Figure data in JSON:
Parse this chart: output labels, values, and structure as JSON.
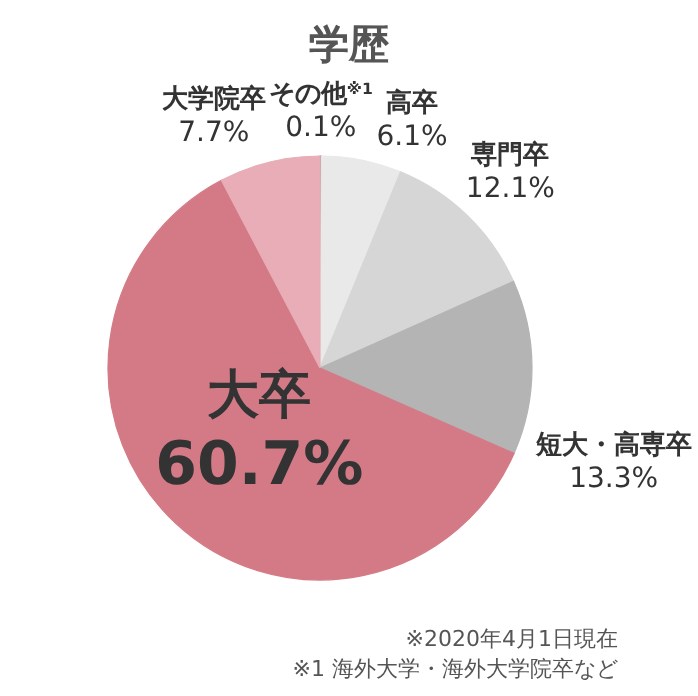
{
  "chart_data": {
    "type": "pie",
    "title": "学歴",
    "categories": [
      "その他$^{※1}$",
      "高卒",
      "専門卒",
      "短大・高専卒",
      "大卒",
      "大学院卒"
    ],
    "values": [
      0.1,
      6.1,
      12.1,
      13.3,
      60.7,
      7.7
    ],
    "value_labels": [
      "0.1%",
      "6.1%",
      "12.1%",
      "13.3%",
      "60.7%",
      "7.7%"
    ],
    "colors": [
      "#8c8c8c",
      "#e9e9e9",
      "#d6d6d6",
      "#b4b4b4",
      "#d47a86",
      "#e8adb7"
    ],
    "annotations": [
      "※2020年4月1日現在",
      "※1 海外大学・海外大学院卒など"
    ]
  }
}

**Stated task:**
Point out every line holding the string "values" and copy it.

**Written solution:**
Parse this chart: output labels, values, and structure as JSON.
    "values": [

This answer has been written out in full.